-- Records supplied start --
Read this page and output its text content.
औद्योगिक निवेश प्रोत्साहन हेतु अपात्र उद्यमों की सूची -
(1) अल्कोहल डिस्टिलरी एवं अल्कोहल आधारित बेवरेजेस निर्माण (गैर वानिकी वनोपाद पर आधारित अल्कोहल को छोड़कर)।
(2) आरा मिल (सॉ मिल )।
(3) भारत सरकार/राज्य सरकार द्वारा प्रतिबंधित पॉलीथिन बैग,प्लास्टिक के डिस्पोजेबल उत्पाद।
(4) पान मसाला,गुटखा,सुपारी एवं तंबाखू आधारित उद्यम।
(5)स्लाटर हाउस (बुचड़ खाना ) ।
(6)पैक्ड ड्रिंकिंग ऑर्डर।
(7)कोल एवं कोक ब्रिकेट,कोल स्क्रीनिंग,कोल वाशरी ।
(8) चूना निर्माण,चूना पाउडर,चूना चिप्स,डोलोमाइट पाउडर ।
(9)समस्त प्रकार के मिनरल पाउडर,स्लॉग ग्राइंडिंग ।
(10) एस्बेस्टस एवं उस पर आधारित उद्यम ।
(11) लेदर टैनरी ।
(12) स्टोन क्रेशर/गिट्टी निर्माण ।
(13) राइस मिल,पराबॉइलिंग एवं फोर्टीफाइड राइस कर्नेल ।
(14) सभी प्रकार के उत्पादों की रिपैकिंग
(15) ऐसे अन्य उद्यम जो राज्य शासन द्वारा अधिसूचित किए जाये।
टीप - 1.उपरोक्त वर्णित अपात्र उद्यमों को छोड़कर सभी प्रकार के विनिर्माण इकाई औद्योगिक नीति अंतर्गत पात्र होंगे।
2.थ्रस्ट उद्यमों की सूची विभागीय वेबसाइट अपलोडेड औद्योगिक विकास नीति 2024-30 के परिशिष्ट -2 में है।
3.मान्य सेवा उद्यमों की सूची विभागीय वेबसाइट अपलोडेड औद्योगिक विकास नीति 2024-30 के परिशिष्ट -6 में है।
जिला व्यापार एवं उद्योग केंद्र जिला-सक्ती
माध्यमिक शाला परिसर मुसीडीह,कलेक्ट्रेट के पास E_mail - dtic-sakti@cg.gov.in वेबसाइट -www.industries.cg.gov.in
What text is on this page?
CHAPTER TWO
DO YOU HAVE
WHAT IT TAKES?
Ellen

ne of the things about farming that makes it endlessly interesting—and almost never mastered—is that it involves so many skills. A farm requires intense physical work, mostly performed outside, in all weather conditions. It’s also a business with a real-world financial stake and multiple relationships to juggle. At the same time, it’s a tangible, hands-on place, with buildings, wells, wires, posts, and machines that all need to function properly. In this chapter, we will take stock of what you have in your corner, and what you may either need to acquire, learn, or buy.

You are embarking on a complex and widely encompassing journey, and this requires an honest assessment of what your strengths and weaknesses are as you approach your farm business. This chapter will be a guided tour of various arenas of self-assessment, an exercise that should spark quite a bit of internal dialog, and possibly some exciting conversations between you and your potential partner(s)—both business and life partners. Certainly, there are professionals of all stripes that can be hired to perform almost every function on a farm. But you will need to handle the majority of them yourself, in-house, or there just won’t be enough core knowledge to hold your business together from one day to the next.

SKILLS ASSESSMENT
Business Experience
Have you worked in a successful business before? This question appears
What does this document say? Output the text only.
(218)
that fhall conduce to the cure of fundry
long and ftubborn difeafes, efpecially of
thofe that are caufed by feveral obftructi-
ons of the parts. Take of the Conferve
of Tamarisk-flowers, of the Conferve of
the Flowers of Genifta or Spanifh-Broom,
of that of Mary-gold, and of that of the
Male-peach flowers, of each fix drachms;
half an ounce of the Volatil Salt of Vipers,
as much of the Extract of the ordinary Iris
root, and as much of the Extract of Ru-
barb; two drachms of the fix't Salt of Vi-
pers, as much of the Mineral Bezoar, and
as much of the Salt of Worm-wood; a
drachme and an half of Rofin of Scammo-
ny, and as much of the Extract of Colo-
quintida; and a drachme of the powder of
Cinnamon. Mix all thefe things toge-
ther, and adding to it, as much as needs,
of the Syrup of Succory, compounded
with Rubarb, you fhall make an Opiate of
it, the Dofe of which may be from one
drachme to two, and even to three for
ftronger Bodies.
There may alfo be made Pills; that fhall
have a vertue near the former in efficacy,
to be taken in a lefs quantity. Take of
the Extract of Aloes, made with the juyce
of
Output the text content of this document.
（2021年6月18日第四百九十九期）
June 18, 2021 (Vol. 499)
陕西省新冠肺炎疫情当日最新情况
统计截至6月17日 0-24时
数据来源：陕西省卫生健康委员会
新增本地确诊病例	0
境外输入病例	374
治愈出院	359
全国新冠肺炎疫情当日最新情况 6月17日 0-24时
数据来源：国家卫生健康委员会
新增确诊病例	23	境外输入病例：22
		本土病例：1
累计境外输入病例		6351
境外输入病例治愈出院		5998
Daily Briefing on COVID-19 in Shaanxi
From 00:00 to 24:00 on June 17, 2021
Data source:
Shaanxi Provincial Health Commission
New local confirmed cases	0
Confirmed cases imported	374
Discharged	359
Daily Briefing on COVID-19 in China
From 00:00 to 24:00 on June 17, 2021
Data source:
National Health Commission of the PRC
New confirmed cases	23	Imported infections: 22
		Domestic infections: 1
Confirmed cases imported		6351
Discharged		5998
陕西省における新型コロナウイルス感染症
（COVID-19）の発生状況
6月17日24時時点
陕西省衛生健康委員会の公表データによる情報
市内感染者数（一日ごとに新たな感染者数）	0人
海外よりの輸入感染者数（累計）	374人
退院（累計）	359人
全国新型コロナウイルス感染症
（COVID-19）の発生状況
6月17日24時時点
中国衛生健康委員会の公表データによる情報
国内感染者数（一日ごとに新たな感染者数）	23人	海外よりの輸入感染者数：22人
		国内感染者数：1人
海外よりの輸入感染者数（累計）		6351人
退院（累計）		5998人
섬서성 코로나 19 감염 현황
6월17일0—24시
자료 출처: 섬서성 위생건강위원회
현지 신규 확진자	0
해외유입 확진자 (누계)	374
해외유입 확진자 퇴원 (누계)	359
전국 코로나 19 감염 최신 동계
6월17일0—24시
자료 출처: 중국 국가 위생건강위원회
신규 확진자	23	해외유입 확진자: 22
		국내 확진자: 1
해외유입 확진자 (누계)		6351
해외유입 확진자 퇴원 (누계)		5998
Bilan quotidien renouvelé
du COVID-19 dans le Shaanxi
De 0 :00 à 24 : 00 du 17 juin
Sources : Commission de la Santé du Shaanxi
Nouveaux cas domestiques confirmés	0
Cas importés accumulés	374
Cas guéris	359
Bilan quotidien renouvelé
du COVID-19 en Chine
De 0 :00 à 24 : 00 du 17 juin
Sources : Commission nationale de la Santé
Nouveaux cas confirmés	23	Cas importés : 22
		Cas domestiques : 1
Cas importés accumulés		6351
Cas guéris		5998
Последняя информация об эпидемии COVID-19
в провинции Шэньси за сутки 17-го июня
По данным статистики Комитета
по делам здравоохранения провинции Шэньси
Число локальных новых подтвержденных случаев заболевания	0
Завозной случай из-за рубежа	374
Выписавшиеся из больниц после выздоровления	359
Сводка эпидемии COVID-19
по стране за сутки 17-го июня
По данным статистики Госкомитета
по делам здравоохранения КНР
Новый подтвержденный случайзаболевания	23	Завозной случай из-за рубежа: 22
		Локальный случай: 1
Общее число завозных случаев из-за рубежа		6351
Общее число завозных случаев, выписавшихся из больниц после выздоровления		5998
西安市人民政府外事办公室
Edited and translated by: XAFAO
-- Records supplied end --
● What to work on
In the entries above, identify each line that includes the string "Extract", then copy it.

● Worked answer
as much of the Extract of the ordinary Iris
root, and as much of the Extract of Ru-
ny, and as much of the Extract of Colo-
the Extract of Aloes, made with the juyce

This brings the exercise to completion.